### TEXTE SOURCE
┄┄┄┄┄┄┄┄┄┄┄┄┄┄┄┄┄┄┄┄

Ainsi passera - avec les quatre empires universels - la cité qui a séduit les nations, pour faire place au royaume du Fils de l'homme qui, lui, ne passera pas. Comme Jérusalem a survécu à la cité royale d'Assur, Israël survivra à la Babylone prophétique et régnera avec le Seigneur, éternellement. Un ange descendant du ciel  criera : Elle est tombée, elle est tombée, Babylone la grande ! (Apoc. 18 : 1-2). Les empires passent mais le peuple de Dieu demeure, et la Parole de Dieu subsiste à toujours.

 

 

 

CONCLUSION

 

            On ne possède sur la vie de Jonas que le court fragment que nous venons de considérer ; mais que d'enseignements il contient ! Combien de précieuses pensées il nous suggère au sujet des relations intimes entre la créature et son Créateur ! En aurions-nous su davantage si nous avions eu sous les yeux la vie entière du prophète ! Nous la connaîtrons un jour, de même que la biographie de tous les enfants de Dieu. Leur histoire complète sera solennellement déroulée dans la journée de Christ. Quel thème inépuisable d'actions de grâces il en résultera devant Son incompréhensible amour !

 On aimerait savoir d'une manière positive comment Jonas termina sa carrière. Le Saint Esprit a trouvé bon de nous le cacher ; désirons plutôt mettre à profit ce qu'Il nous révèle. Il a ses raisons pour ne nous donner qu'un « fragment » de la carrière du prophète. C'est apparemment la seule partie de sa vie qui se soit liée au but que Dieu se proposait dans cette affaire. Résumons, en l'accompagnant de quelques développements nouveaux, nos méditations précédentes.

┄┄┄┄┄┄┄┄┄┄┄┄┄┄┄┄┄┄┄┄

### DONNÉES FOURNIES

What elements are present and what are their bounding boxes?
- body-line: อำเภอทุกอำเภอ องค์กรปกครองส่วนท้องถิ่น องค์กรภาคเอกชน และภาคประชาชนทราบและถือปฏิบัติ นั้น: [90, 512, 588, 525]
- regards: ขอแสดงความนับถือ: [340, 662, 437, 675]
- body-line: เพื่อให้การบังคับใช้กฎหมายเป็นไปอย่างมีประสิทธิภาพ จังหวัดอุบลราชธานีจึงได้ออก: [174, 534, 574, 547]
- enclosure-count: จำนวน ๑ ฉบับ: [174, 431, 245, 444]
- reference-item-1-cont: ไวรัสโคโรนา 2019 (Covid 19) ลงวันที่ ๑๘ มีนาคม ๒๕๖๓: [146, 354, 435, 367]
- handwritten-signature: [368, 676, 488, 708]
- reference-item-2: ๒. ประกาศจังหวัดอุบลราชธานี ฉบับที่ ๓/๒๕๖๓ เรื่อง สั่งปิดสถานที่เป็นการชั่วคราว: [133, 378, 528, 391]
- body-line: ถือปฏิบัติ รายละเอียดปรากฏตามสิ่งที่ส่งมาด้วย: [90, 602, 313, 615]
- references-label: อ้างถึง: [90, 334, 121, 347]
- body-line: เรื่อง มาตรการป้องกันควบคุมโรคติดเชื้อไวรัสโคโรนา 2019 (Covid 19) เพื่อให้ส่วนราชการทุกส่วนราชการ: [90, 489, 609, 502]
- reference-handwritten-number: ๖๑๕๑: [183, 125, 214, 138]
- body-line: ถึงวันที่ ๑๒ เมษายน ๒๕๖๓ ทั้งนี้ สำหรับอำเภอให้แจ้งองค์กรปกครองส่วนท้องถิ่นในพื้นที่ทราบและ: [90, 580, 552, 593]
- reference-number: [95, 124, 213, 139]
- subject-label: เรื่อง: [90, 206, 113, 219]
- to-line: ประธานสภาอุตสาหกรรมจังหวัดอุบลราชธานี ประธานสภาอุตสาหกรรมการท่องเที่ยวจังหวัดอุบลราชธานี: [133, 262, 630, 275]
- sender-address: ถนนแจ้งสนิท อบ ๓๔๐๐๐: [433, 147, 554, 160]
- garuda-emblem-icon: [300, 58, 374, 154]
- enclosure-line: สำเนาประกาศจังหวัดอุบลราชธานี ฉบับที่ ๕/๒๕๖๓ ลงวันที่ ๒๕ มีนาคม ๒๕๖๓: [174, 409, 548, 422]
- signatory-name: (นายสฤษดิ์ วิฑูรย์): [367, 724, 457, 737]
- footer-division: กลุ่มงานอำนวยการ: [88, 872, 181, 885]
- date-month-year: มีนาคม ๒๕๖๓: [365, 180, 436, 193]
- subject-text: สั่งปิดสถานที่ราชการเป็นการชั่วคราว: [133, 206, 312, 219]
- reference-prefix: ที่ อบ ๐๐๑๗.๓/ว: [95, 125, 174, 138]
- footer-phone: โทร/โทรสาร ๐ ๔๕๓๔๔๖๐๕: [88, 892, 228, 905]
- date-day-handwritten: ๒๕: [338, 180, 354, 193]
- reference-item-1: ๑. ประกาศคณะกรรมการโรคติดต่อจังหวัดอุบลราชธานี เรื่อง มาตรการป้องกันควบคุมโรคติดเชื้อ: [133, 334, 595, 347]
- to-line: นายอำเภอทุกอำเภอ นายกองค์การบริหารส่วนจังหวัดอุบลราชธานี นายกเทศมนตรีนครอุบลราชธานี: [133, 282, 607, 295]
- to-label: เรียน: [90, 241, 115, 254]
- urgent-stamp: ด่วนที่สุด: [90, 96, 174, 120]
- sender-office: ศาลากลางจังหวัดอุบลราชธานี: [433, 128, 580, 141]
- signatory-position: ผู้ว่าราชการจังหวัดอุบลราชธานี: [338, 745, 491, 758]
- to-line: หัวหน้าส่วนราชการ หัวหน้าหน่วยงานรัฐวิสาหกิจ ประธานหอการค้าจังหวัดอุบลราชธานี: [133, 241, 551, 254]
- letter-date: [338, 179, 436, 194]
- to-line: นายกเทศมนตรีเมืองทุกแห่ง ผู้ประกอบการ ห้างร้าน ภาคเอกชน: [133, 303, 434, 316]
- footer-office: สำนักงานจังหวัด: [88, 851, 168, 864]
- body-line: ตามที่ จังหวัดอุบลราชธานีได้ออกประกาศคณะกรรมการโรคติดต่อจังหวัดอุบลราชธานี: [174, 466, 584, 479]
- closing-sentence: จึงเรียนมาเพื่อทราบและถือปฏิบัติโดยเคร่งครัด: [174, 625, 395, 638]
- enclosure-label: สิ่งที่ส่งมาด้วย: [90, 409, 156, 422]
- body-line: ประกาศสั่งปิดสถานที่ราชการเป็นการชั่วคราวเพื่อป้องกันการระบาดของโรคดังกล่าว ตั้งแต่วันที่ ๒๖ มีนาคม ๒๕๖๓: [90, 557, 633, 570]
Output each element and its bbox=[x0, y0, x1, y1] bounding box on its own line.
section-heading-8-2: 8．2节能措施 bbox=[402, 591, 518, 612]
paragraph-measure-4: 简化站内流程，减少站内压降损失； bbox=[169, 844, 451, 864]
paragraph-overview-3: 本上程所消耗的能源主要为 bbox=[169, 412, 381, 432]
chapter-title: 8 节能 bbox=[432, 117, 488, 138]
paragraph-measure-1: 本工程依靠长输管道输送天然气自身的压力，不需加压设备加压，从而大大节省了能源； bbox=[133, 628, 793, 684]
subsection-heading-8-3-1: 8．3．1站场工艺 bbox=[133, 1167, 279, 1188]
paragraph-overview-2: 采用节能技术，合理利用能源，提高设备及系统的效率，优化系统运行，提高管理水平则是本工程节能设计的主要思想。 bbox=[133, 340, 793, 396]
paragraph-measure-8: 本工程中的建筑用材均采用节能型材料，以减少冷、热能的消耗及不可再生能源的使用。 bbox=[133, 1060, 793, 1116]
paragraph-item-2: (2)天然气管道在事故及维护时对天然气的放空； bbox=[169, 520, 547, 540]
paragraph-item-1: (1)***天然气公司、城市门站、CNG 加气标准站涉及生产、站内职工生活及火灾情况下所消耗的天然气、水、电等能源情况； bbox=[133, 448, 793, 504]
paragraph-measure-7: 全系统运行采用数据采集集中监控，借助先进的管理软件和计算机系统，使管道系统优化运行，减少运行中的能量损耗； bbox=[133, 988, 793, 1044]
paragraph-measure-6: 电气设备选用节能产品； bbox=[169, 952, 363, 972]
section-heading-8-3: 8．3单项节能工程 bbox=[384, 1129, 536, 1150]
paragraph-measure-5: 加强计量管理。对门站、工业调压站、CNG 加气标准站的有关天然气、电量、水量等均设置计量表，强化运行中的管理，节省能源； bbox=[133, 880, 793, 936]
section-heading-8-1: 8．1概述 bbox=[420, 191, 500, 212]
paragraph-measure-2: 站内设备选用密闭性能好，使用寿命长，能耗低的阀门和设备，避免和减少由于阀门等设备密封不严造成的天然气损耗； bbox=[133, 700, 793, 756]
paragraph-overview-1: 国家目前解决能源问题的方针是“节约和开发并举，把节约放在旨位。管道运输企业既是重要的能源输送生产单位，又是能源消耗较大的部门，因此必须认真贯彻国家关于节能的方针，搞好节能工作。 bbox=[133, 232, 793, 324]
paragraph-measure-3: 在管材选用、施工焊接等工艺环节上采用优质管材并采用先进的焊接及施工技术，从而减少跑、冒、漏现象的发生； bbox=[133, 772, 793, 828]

┄┄┄┄┄┄┄┄┄┄┄┄┄┄┄┄┄┄┄┄

### CONSIGNE A
Résumez le texte source en deux phrases.
### CONSIGNE B
D'après le texte source, qui a trouvé bon de nous cacher comment Jonas termina sa carrière ?

### RÉPONSE FINALE A
Les empires et la cité qui a séduit les nations passeront pour faire place au royaume du Fils de l'homme, tandis que le peuple de Dieu demeure et que la Parole de Dieu subsiste à toujours. On ne possède qu'un court fragment de la vie de Jonas, riche en enseignements, car le Saint Esprit a trouvé bon de cacher la fin de sa carrière et n'a révélé que la partie apparemment liée au but que Dieu se proposait.

### RÉPONSE FINALE B
Le Saint Esprit.